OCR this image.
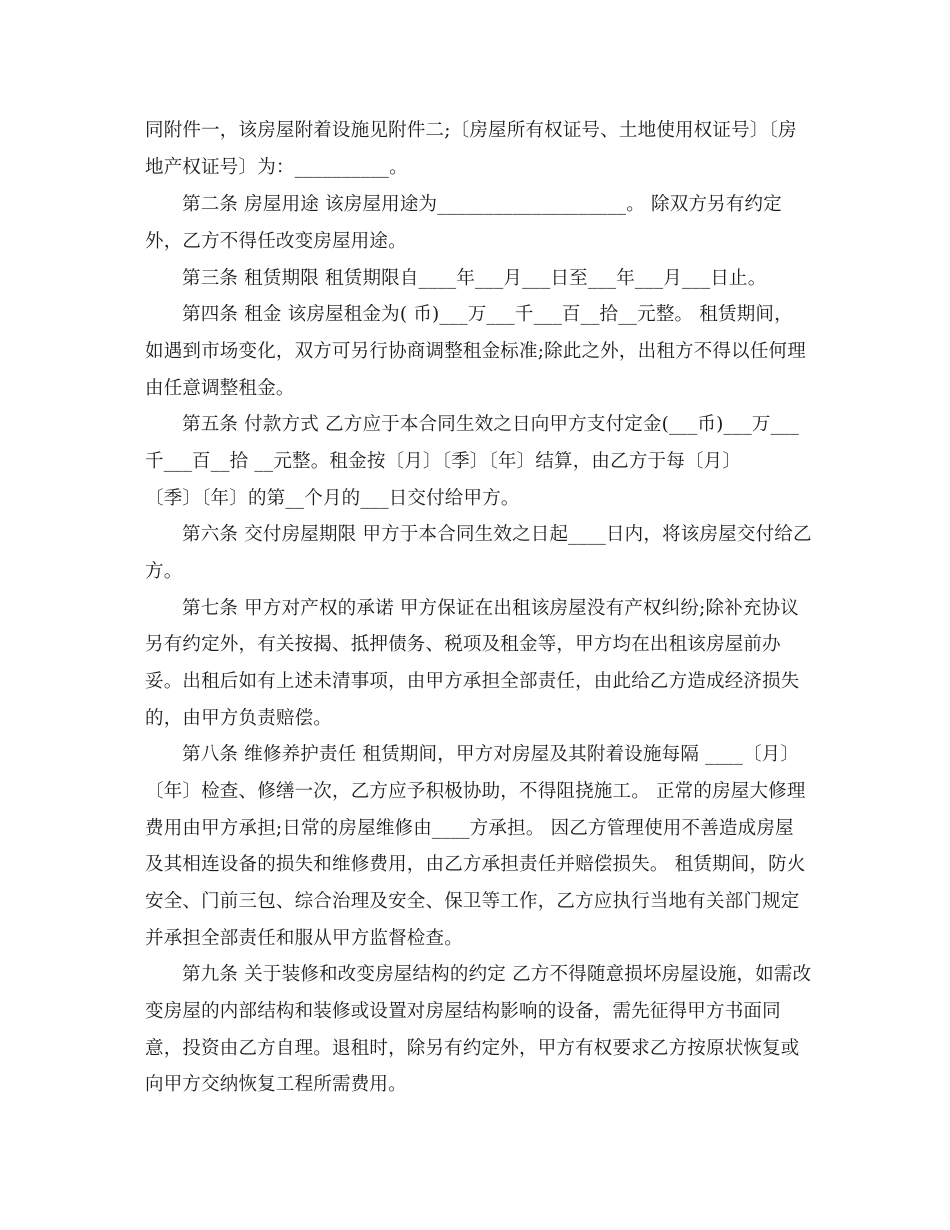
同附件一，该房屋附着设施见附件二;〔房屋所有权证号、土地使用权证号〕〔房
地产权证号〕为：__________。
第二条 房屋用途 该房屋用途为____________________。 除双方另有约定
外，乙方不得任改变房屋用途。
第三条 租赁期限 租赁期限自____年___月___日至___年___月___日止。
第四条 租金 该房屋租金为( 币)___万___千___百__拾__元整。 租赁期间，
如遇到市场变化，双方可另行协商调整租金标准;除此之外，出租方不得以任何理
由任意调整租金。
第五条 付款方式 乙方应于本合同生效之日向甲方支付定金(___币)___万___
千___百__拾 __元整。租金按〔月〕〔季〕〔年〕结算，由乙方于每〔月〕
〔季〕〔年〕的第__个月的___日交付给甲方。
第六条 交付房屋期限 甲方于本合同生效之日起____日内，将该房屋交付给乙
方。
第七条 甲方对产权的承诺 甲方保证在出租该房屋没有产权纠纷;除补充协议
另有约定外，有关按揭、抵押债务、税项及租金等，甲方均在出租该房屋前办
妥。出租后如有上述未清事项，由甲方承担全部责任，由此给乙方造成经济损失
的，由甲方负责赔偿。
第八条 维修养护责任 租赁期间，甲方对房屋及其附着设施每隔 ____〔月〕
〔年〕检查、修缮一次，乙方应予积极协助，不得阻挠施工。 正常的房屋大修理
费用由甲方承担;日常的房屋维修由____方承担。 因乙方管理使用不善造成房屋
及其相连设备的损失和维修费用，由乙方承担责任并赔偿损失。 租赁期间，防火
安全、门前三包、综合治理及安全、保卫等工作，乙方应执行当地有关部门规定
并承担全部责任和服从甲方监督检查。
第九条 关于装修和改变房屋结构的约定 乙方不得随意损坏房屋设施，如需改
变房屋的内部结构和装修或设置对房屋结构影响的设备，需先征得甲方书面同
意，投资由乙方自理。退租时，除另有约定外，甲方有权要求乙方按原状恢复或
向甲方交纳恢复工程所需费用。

***

TO DO:
Search the entries for the word "租赁期间", then list each line that holds it.

CORRECT OUTPUT:
第四条 租金 该房屋租金为( 币)___万___千___百__拾__元整。 租赁期间，
第八条 维修养护责任 租赁期间，甲方对房屋及其附着设施每隔 ____〔月〕
及其相连设备的损失和维修费用，由乙方承担责任并赔偿损失。 租赁期间，防火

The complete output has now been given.